• **WHAT YOU ARE ASKED TO DO**
Reproduce the records that follow in full, excluding any picture they contain.

Saved entries
⁂

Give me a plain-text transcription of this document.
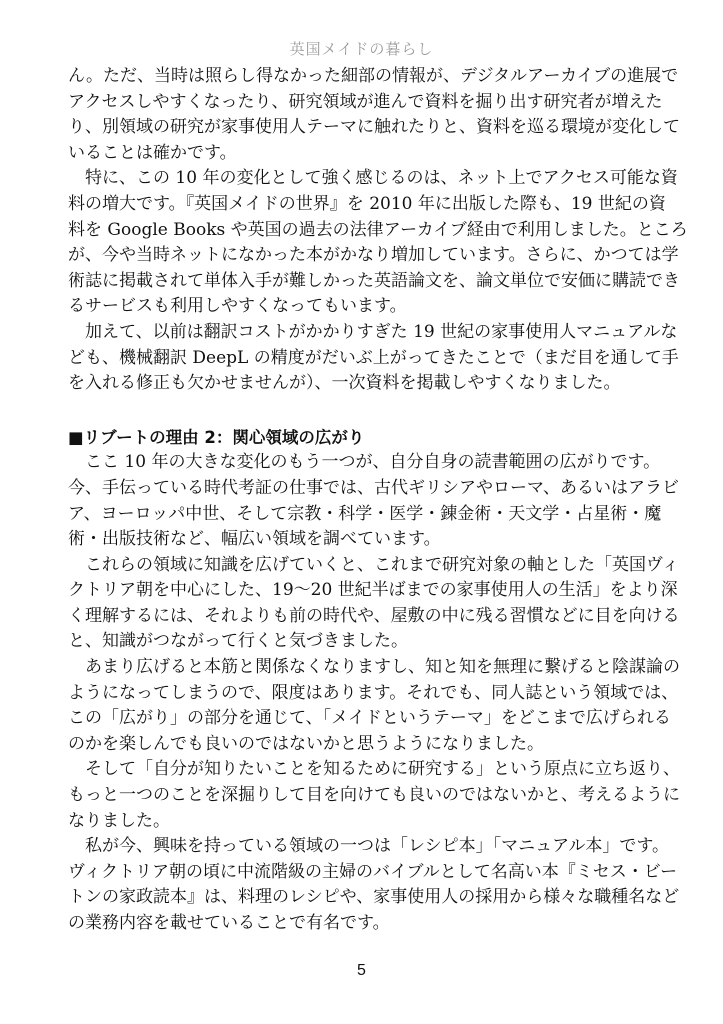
英国メイドの暮らし
ん。ただ、当時は照らし得なかった細部の情報が、デジタルアーカイブの進展で
アクセスしやすくなったり、研究領域が進んで資料を掘り出す研究者が増えた
り、別領域の研究が家事使用人テーマに触れたりと、資料を巡る環境が変化して
いることは確かです。
特に、この 10 年の変化として強く感じるのは、ネット上でアクセス可能な資
料の増大です。『英国メイドの世界』を 2010 年に出版した際も、19 世紀の資
料を Google Books や英国の過去の法律アーカイブ経由で利用しました。ところ
が、今や当時ネットになかった本がかなり増加しています。さらに、かつては学
術誌に掲載されて単体入手が難しかった英語論文を、論文単位で安価に購読でき
るサービスも利用しやすくなってもいます。
加えて、以前は翻訳コストがかかりすぎた 19 世紀の家事使用人マニュアルな
ども、機械翻訳 DeepL の精度がだいぶ上がってきたことで（まだ目を通して手
を入れる修正も欠かせませんが）、一次資料を掲載しやすくなりました。
■リブートの理由 2：関心領域の広がり
ここ 10 年の大きな変化のもう一つが、自分自身の読書範囲の広がりです。
今、手伝っている時代考証の仕事では、古代ギリシアやローマ、あるいはアラビ
ア、ヨーロッパ中世、そして宗教・科学・医学・錬金術・天文学・占星術・魔
術・出版技術など、幅広い領域を調べています。
これらの領域に知識を広げていくと、これまで研究対象の軸とした「英国ヴィ
クトリア朝を中心にした、19〜20 世紀半ばまでの家事使用人の生活」をより深
く理解するには、それよりも前の時代や、屋敷の中に残る習慣などに目を向ける
と、知識がつながって行くと気づきました。
あまり広げると本筋と関係なくなりますし、知と知を無理に繋げると陰謀論の
ようになってしまうので、限度はあります。それでも、同人誌という領域では、
この「広がり」の部分を通じて、「メイドというテーマ」をどこまで広げられる
のかを楽しんでも良いのではないかと思うようになりました。
そして「自分が知りたいことを知るために研究する」という原点に立ち返り、
もっと一つのことを深掘りして目を向けても良いのではないかと、考えるように
なりました。
私が今、興味を持っている領域の一つは「レシピ本」「マニュアル本」です。
ヴィクトリア朝の頃に中流階級の主婦のバイブルとして名高い本『ミセス・ビー
トンの家政読本』は、料理のレシピや、家事使用人の採用から様々な職種名など
の業務内容を載せていることで有名です。
5
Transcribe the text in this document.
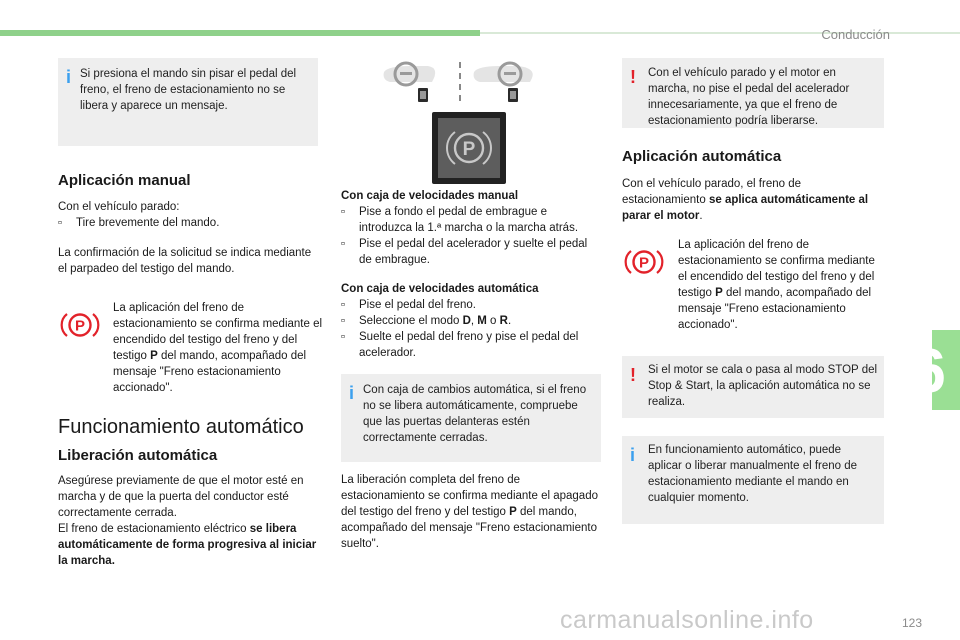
Conducción
6
carmanualsonline.info	123
i Si presiona el mando sin pisar el pedal del freno, el freno de estacionamiento no se libera y aparece un mensaje.

Aplicación manual

Con el vehículo parado:

▫ Tire brevemente del mando.

La confirmación de la solicitud se indica mediante el parpadeo del testigo del mando.

P

La aplicación del freno de estacionamiento se confirma mediante el encendido del testigo del freno y del testigo P del mando, acompañado del mensaje "Freno estacionamiento accionado".

Funcionamiento automático
Liberación automática

Asegúrese previamente de que el motor esté en marcha y de que la puerta del conductor esté correctamente cerrada.

El freno de estacionamiento eléctrico se libera automáticamente de forma progresiva al iniciar la marcha.

P

Con caja de velocidades manual

▫ Pise a fondo el pedal de embrague e introduzca la 1.ª marcha o la marcha atrás.
▫ Pise el pedal del acelerador y suelte el pedal de embrague.

Con caja de velocidades automática

▫ Pise el pedal del freno.
▫ Seleccione el modo D, M o R.
▫ Suelte el pedal del freno y pise el pedal del acelerador.
i Con caja de cambios automática, si el freno no se libera automáticamente, compruebe que las puertas delanteras estén correctamente cerradas.

La liberación completa del freno de estacionamiento se confirma mediante el apagado del testigo del freno y del testigo P del mando, acompañado del mensaje "Freno estacionamiento suelto".

! Con el vehículo parado y el motor en marcha, no pise el pedal del acelerador innecesariamente, ya que el freno de estacionamiento podría liberarse.

Aplicación automática

Con el vehículo parado, el freno de estacionamiento se aplica automáticamente al parar el motor.

P

La aplicación del freno de estacionamiento se confirma mediante el encendido del testigo del freno y del testigo P del mando, acompañado del mensaje "Freno estacionamiento accionado".

! Si el motor se cala o pasa al modo STOP del Stop & Start, la aplicación automática no se realiza.

i En funcionamiento automático, puede aplicar o liberar manualmente el freno de estacionamiento mediante el mando en cualquier momento.
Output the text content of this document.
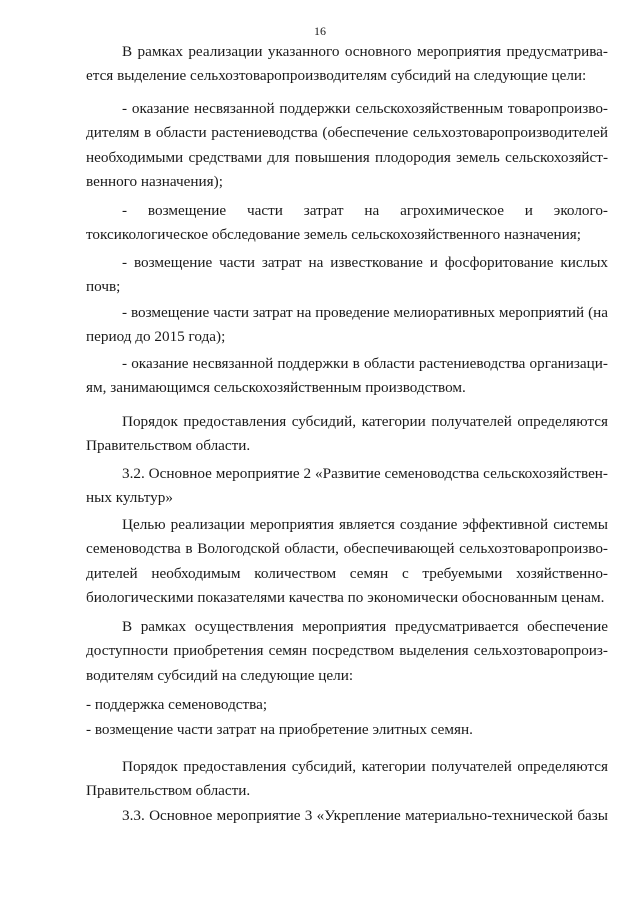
16
В рамках реализации указанного основного мероприятия предусматрива-
ется выделение сельхозтоваропроизводителям субсидий на следующие цели:
- оказание несвязанной поддержки сельскохозяйственным товаропроизво-
дителям в области растениеводства (обеспечение сельхозтоваропроизводителей
необходимыми средствами для повышения плодородия земель сельскохозяйст-
венного назначения);
- возмещение части затрат на агрохимическое и эколого-
токсикологическое обследование земель сельскохозяйственного назначения;
- возмещение части затрат на известкование и фосфоритование кислых
почв;
- возмещение части затрат на проведение мелиоративных мероприятий (на
период до 2015 года);
- оказание несвязанной поддержки в области растениеводства организаци-
ям, занимающимся сельскохозяйственным производством.
Порядок предоставления субсидий, категории получателей определяются
Правительством области.
3.2. Основное мероприятие 2 «Развитие семеноводства сельскохозяйствен-
ных культур»
Целью реализации мероприятия является создание эффективной системы
семеноводства в Вологодской области, обеспечивающей сельхозтоваропроизво-
дителей необходимым количеством семян с требуемыми хозяйственно-
биологическими показателями качества по экономически обоснованным ценам.
В рамках осуществления мероприятия предусматривается обеспечение
доступности приобретения семян посредством выделения сельхозтоваропроиз-
водителям субсидий на следующие цели:
- поддержка семеноводства;
- возмещение части затрат на приобретение элитных семян.
Порядок предоставления субсидий, категории получателей определяются
Правительством области.
3.3. Основное мероприятие 3 «Укрепление материально-технической базы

⁂

• **SOLUTION TO THE PROBLEM**
Give me a plain-text transcription of this document.
英国メイドの暮らし
ん。ただ、当時は照らし得なかった細部の情報が、デジタルアーカイブの進展で
アクセスしやすくなったり、研究領域が進んで資料を掘り出す研究者が増えた
り、別領域の研究が家事使用人テーマに触れたりと、資料を巡る環境が変化して
いることは確かです。
特に、この 10 年の変化として強く感じるのは、ネット上でアクセス可能な資
料の増大です。『英国メイドの世界』を 2010 年に出版した際も、19 世紀の資
料を Google Books や英国の過去の法律アーカイブ経由で利用しました。ところ
が、今や当時ネットになかった本がかなり増加しています。さらに、かつては学
術誌に掲載されて単体入手が難しかった英語論文を、論文単位で安価に購読でき
るサービスも利用しやすくなってもいます。
加えて、以前は翻訳コストがかかりすぎた 19 世紀の家事使用人マニュアルな
ども、機械翻訳 DeepL の精度がだいぶ上がってきたことで（まだ目を通して手
を入れる修正も欠かせませんが）、一次資料を掲載しやすくなりました。
■リブートの理由 2：関心領域の広がり
ここ 10 年の大きな変化のもう一つが、自分自身の読書範囲の広がりです。
今、手伝っている時代考証の仕事では、古代ギリシアやローマ、あるいはアラビ
ア、ヨーロッパ中世、そして宗教・科学・医学・錬金術・天文学・占星術・魔
術・出版技術など、幅広い領域を調べています。
これらの領域に知識を広げていくと、これまで研究対象の軸とした「英国ヴィ
クトリア朝を中心にした、19〜20 世紀半ばまでの家事使用人の生活」をより深
く理解するには、それよりも前の時代や、屋敷の中に残る習慣などに目を向ける
と、知識がつながって行くと気づきました。
あまり広げると本筋と関係なくなりますし、知と知を無理に繋げると陰謀論の
ようになってしまうので、限度はあります。それでも、同人誌という領域では、
この「広がり」の部分を通じて、「メイドというテーマ」をどこまで広げられる
のかを楽しんでも良いのではないかと思うようになりました。
そして「自分が知りたいことを知るために研究する」という原点に立ち返り、
もっと一つのことを深掘りして目を向けても良いのではないかと、考えるように
なりました。
私が今、興味を持っている領域の一つは「レシピ本」「マニュアル本」です。
ヴィクトリア朝の頃に中流階級の主婦のバイブルとして名高い本『ミセス・ビー
トンの家政読本』は、料理のレシピや、家事使用人の採用から様々な職種名など
の業務内容を載せていることで有名です。
5
Transcribe the text in this document.
Conducción
6
carmanualsonline.info	123
i Si presiona el mando sin pisar el pedal del freno, el freno de estacionamiento no se libera y aparece un mensaje.

Aplicación manual

Con el vehículo parado:

▫ Tire brevemente del mando.

La confirmación de la solicitud se indica mediante el parpadeo del testigo del mando.

P

La aplicación del freno de estacionamiento se confirma mediante el encendido del testigo del freno y del testigo P del mando, acompañado del mensaje "Freno estacionamiento accionado".

Funcionamiento automático
Liberación automática

Asegúrese previamente de que el motor esté en marcha y de que la puerta del conductor esté correctamente cerrada.

El freno de estacionamiento eléctrico se libera automáticamente de forma progresiva al iniciar la marcha.

P

Con caja de velocidades manual

▫ Pise a fondo el pedal de embrague e introduzca la 1.ª marcha o la marcha atrás.
▫ Pise el pedal del acelerador y suelte el pedal de embrague.

Con caja de velocidades automática

▫ Pise el pedal del freno.
▫ Seleccione el modo D, M o R.
▫ Suelte el pedal del freno y pise el pedal del acelerador.
i Con caja de cambios automática, si el freno no se libera automáticamente, compruebe que las puertas delanteras estén correctamente cerradas.

La liberación completa del freno de estacionamiento se confirma mediante el apagado del testigo del freno y del testigo P del mando, acompañado del mensaje "Freno estacionamiento suelto".

! Con el vehículo parado y el motor en marcha, no pise el pedal del acelerador innecesariamente, ya que el freno de estacionamiento podría liberarse.

Aplicación automática

Con el vehículo parado, el freno de estacionamiento se aplica automáticamente al parar el motor.

P

La aplicación del freno de estacionamiento se confirma mediante el encendido del testigo del freno y del testigo P del mando, acompañado del mensaje "Freno estacionamiento accionado".

! Si el motor se cala o pasa al modo STOP del Stop & Start, la aplicación automática no se realiza.

i En funcionamiento automático, puede aplicar o liberar manualmente el freno de estacionamiento mediante el mando en cualquier momento.
Output the text content of this document.
16
В рамках реализации указанного основного мероприятия предусматрива-
ется выделение сельхозтоваропроизводителям субсидий на следующие цели:
- оказание несвязанной поддержки сельскохозяйственным товаропроизво-
дителям в области растениеводства (обеспечение сельхозтоваропроизводителей
необходимыми средствами для повышения плодородия земель сельскохозяйст-
венного назначения);
- возмещение части затрат на агрохимическое и эколого-
токсикологическое обследование земель сельскохозяйственного назначения;
- возмещение части затрат на известкование и фосфоритование кислых
почв;
- возмещение части затрат на проведение мелиоративных мероприятий (на
период до 2015 года);
- оказание несвязанной поддержки в области растениеводства организаци-
ям, занимающимся сельскохозяйственным производством.
Порядок предоставления субсидий, категории получателей определяются
Правительством области.
3.2. Основное мероприятие 2 «Развитие семеноводства сельскохозяйствен-
ных культур»
Целью реализации мероприятия является создание эффективной системы
семеноводства в Вологодской области, обеспечивающей сельхозтоваропроизво-
дителей необходимым количеством семян с требуемыми хозяйственно-
биологическими показателями качества по экономически обоснованным ценам.
В рамках осуществления мероприятия предусматривается обеспечение
доступности приобретения семян посредством выделения сельхозтоваропроиз-
водителям субсидий на следующие цели:
- поддержка семеноводства;
- возмещение части затрат на приобретение элитных семян.
Порядок предоставления субсидий, категории получателей определяются
Правительством области.
3.3. Основное мероприятие 3 «Укрепление материально-технической базы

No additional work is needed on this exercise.